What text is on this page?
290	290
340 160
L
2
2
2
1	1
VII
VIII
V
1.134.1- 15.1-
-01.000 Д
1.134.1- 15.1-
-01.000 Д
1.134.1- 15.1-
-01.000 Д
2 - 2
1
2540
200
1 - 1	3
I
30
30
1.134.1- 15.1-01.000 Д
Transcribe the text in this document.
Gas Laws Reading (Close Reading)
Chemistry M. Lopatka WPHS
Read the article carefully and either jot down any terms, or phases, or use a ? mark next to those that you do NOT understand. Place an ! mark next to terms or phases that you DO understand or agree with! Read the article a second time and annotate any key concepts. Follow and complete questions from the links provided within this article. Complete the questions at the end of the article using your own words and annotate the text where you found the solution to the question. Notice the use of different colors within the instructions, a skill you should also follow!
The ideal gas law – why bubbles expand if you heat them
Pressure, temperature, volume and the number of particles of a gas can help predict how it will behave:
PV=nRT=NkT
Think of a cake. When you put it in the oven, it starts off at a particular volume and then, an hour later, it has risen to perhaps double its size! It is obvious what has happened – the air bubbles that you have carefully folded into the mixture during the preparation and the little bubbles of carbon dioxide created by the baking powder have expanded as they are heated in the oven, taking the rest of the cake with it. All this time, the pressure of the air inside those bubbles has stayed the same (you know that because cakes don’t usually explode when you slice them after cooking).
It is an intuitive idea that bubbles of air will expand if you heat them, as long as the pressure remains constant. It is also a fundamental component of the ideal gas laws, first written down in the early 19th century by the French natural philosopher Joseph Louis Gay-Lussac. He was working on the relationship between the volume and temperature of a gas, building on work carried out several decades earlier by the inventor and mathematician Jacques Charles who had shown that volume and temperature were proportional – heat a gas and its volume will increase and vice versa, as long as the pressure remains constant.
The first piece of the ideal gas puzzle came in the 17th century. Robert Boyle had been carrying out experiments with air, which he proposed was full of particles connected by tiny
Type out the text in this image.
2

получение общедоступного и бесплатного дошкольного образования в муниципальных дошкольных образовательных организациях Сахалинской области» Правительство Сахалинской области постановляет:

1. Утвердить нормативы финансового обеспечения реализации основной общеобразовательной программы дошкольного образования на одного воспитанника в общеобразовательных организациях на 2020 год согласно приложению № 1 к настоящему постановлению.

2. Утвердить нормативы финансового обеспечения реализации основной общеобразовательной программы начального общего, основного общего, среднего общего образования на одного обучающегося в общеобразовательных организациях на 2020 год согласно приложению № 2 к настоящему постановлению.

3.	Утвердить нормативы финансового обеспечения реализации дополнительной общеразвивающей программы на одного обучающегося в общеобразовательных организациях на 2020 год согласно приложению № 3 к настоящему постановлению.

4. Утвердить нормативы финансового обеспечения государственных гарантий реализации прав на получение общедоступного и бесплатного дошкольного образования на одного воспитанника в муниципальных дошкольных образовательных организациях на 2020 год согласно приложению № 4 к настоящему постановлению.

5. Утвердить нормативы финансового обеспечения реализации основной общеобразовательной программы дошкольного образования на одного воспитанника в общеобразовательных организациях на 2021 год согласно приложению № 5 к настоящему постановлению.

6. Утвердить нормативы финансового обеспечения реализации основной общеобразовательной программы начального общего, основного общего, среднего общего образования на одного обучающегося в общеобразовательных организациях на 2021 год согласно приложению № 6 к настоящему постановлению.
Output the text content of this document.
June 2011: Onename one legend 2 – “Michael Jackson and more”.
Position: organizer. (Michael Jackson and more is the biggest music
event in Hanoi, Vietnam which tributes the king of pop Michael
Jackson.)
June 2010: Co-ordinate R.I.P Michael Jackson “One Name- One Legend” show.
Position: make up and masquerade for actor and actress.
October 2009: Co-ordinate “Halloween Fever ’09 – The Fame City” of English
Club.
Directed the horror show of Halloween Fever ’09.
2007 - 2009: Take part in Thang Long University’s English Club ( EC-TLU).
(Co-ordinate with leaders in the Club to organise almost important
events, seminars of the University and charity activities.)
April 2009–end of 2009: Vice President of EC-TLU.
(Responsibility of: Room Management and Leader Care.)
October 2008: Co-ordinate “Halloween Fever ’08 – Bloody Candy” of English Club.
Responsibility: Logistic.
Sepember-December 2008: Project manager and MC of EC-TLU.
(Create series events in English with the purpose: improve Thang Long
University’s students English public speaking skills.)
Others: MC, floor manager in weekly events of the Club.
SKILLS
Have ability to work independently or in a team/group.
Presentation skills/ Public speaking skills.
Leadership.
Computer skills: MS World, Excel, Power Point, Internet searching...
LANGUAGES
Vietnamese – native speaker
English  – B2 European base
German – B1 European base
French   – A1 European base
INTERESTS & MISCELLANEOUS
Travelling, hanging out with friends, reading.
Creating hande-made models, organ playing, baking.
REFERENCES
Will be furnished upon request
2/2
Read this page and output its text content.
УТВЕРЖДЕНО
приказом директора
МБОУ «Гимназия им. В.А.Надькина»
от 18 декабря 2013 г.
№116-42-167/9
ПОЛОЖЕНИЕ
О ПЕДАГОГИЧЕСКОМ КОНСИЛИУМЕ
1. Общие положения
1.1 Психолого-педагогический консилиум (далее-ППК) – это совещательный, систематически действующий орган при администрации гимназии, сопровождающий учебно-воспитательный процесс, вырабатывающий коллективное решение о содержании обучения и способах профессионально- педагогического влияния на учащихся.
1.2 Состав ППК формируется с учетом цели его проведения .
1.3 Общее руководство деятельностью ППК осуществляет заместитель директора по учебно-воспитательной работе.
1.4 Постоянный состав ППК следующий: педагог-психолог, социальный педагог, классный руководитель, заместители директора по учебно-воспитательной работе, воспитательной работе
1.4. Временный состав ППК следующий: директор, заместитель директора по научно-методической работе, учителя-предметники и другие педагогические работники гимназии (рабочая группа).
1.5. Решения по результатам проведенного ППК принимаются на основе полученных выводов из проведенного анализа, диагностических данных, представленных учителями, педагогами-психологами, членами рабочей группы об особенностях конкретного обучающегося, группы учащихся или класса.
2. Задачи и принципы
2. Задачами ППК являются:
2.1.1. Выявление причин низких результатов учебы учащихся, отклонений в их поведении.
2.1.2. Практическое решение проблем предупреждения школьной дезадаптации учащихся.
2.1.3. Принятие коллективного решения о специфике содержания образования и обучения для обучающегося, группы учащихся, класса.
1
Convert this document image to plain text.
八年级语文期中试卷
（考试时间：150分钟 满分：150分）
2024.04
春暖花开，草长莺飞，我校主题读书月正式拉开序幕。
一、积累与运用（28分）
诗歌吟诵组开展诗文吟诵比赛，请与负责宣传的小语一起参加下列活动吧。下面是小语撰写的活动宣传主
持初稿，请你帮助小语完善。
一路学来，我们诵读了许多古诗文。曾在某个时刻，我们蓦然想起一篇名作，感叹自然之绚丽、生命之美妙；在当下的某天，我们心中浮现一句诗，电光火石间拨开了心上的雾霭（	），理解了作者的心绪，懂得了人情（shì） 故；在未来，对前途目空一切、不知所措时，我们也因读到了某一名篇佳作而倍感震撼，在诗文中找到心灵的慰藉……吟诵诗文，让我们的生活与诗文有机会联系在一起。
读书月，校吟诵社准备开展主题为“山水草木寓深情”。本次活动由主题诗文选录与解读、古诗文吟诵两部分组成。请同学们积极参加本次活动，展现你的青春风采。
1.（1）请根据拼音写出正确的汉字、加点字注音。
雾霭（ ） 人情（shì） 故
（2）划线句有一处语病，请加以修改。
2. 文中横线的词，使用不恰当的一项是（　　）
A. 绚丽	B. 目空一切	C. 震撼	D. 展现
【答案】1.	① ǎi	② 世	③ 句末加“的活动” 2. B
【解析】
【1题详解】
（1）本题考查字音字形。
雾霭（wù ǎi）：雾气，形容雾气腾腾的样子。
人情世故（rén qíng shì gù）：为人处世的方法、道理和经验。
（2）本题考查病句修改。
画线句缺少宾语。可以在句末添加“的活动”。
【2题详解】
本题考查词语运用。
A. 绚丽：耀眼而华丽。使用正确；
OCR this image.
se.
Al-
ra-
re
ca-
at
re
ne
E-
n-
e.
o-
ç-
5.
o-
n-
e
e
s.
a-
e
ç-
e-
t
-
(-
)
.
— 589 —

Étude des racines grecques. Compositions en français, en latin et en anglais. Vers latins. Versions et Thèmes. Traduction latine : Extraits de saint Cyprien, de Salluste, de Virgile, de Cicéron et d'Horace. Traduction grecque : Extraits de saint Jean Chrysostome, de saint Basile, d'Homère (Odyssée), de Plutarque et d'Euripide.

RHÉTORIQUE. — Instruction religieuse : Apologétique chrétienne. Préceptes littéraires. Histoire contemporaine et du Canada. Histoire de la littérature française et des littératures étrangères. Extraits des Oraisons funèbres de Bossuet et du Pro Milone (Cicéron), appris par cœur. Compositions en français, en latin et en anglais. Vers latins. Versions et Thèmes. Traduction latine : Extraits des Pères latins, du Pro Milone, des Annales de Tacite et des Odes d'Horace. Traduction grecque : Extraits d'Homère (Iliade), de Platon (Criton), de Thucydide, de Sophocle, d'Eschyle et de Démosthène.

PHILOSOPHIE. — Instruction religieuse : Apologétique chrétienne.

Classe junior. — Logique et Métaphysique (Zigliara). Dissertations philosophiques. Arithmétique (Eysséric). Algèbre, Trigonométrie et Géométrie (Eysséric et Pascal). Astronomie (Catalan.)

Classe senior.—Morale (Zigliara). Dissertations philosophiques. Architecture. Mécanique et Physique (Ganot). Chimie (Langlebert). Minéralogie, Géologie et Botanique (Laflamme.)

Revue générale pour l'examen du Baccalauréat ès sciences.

________________

» Work required: Gather every line from the listing above in which "Dissertations" appears, and copy those lines.

» Solved exercise:
Classe junior. — Logique et Métaphysique (Zigliara). Dissertations philosophiques. Arithmétique (Eysséric). Algèbre, Trigonométrie et Géométrie (Eysséric et Pascal). Astronomie (Catalan.)
Classe senior.—Morale (Zigliara). Dissertations philosophiques. Architecture. Mécanique et Physique (Ganot). Chimie (Langlebert). Minéralogie, Géologie et Botanique (Laflamme.)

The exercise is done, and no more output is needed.